* INSTRUCTIONS TO FOLLOW *
Retype the line in which "What data populates" appears, then every line after it until the records end. Leave out the pictures.

* RECORDS FOR THIS EXERCISE *
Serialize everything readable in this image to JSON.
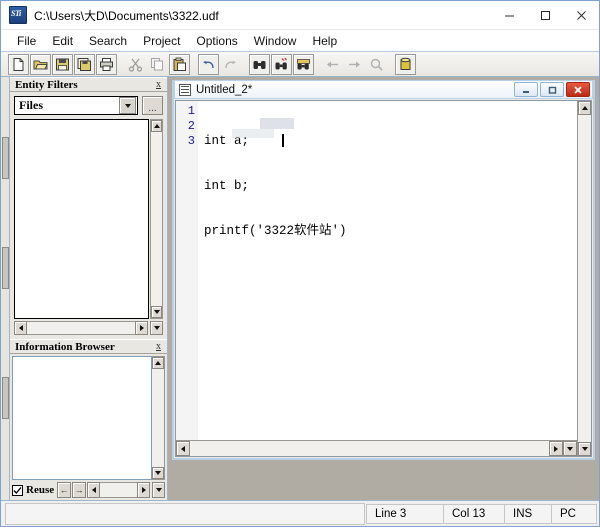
{
  "window": {
    "title": "C:\\Users\\大D\\Documents\\3322.udf",
    "icon": "sti-app-icon",
    "controls": {
      "minimize": "minimize-icon",
      "maximize": "maximize-icon",
      "close": "close-icon"
    }
  },
  "menubar": {
    "items": [
      {
        "label": "File"
      },
      {
        "label": "Edit"
      },
      {
        "label": "Search"
      },
      {
        "label": "Project"
      },
      {
        "label": "Options"
      },
      {
        "label": "Window"
      },
      {
        "label": "Help"
      }
    ]
  },
  "toolbar": {
    "groups": [
      {
        "buttons": [
          {
            "name": "new-file-button",
            "icon": "new-file-icon",
            "enabled": true
          },
          {
            "name": "open-file-button",
            "icon": "open-folder-icon",
            "enabled": true
          },
          {
            "name": "save-button",
            "icon": "floppy-disk-icon",
            "enabled": true
          },
          {
            "name": "save-all-button",
            "icon": "save-all-icon",
            "enabled": true
          },
          {
            "name": "print-button",
            "icon": "printer-icon",
            "enabled": true
          }
        ]
      },
      {
        "buttons": [
          {
            "name": "cut-button",
            "icon": "scissors-icon",
            "enabled": false
          },
          {
            "name": "copy-button",
            "icon": "copy-icon",
            "enabled": false
          },
          {
            "name": "paste-button",
            "icon": "clipboard-icon",
            "enabled": true
          }
        ]
      },
      {
        "buttons": [
          {
            "name": "undo-button",
            "icon": "undo-arrow-icon",
            "enabled": true
          },
          {
            "name": "redo-button",
            "icon": "redo-arrow-icon",
            "enabled": false
          }
        ]
      },
      {
        "buttons": [
          {
            "name": "find-button",
            "icon": "binoculars-icon",
            "enabled": true
          },
          {
            "name": "find-next-button",
            "icon": "binoculars-next-icon",
            "enabled": true
          },
          {
            "name": "find-in-files-button",
            "icon": "binoculars-file-icon",
            "enabled": true
          }
        ]
      },
      {
        "buttons": [
          {
            "name": "back-button",
            "icon": "arrow-left-icon",
            "enabled": false
          },
          {
            "name": "forward-button",
            "icon": "arrow-right-icon",
            "enabled": false
          },
          {
            "name": "zoom-button",
            "icon": "magnifier-icon",
            "enabled": false
          }
        ]
      },
      {
        "buttons": [
          {
            "name": "database-button",
            "icon": "database-barrel-icon",
            "enabled": true
          }
        ]
      }
    ]
  },
  "panels": {
    "entity_filters": {
      "title": "Entity Filters",
      "close_glyph": "x",
      "filter_select": {
        "value": "Files",
        "options": [
          "Files"
        ]
      },
      "browse_label": "...",
      "list_items": []
    },
    "information_browser": {
      "title": "Information Browser",
      "close_glyph": "x",
      "content": "",
      "reuse_label": "Reuse",
      "reuse_checked": true,
      "back_glyph": "←",
      "forward_glyph": "→"
    }
  },
  "editor": {
    "document_title": "Untitled_2*",
    "modified": true,
    "controls": {
      "minimize": "minimize-icon",
      "restore": "restore-icon",
      "close": "close-icon"
    },
    "lines": [
      {
        "number": "1",
        "text": "int a;"
      },
      {
        "number": "2",
        "text": "int b;"
      },
      {
        "number": "3",
        "text": "printf('3322软件站')"
      }
    ],
    "caret": {
      "line": 3,
      "col": 13
    }
  },
  "statusbar": {
    "cells": [
      {
        "name": "line-indicator",
        "text": "Line 3"
      },
      {
        "name": "column-indicator",
        "text": "Col 13"
      },
      {
        "name": "insert-mode-indicator",
        "text": "INS"
      },
      {
        "name": "platform-indicator",
        "text": "PC"
      }
    ]
  }
}
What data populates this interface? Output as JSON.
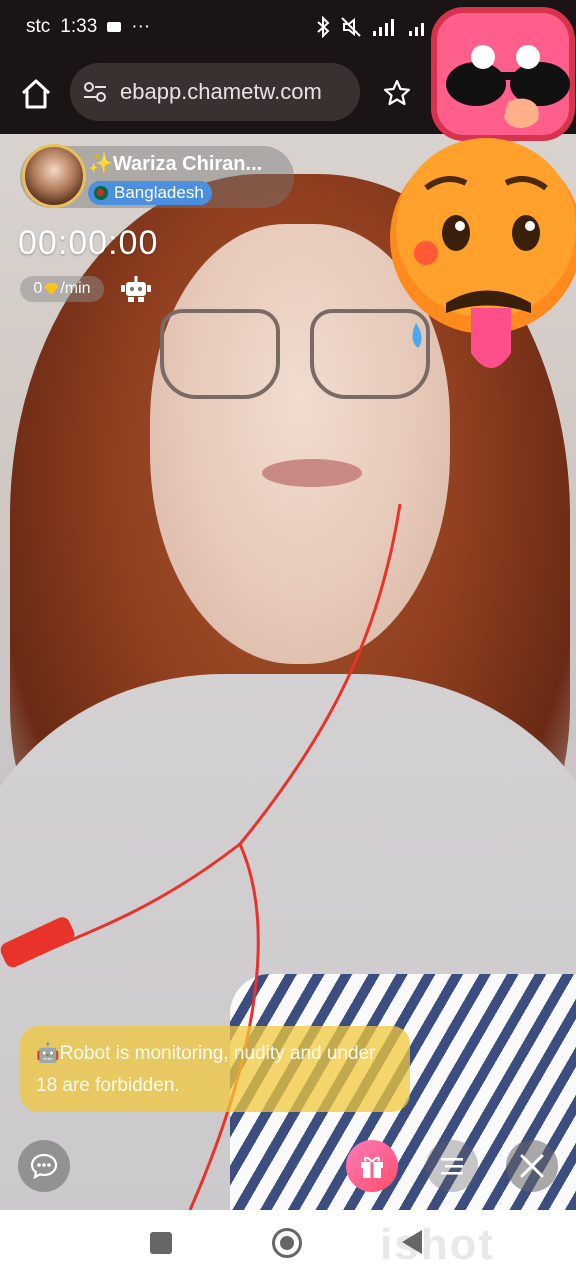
{
  "status_bar": {
    "carrier": "stc",
    "time": "1:33",
    "more": "···"
  },
  "browser": {
    "url": "ebapp.chametw.com",
    "icons": [
      "home-icon",
      "tune-icon",
      "star-icon"
    ]
  },
  "host": {
    "name": "✨Wariza Chiran...",
    "country": "Bangladesh"
  },
  "call": {
    "timer": "00:00:00",
    "rate_value": "0",
    "rate_unit": "/min"
  },
  "notice": {
    "text": "🤖Robot is monitoring, nudity and under 18 are forbidden."
  },
  "watermark": "ishot",
  "colors": {
    "gift_button": "#ff5f8a",
    "notice_bg": "#f0c83c",
    "country_badge": "#4a8fe0"
  }
}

* RESULT OF THE TASK *
What data populates this interface? Output as JSON.
{
  "status_bar": {
    "carrier": "stc",
    "time": "1:33",
    "more": "···"
  },
  "browser": {
    "url": "ebapp.chametw.com",
    "icons": [
      "home-icon",
      "tune-icon",
      "star-icon"
    ]
  },
  "host": {
    "name": "✨Wariza Chiran...",
    "country": "Bangladesh"
  },
  "call": {
    "timer": "00:00:00",
    "rate_value": "0",
    "rate_unit": "/min"
  },
  "notice": {
    "text": "🤖Robot is monitoring, nudity and under 18 are forbidden."
  },
  "watermark": "ishot",
  "colors": {
    "gift_button": "#ff5f8a",
    "notice_bg": "#f0c83c",
    "country_badge": "#4a8fe0"
  }
}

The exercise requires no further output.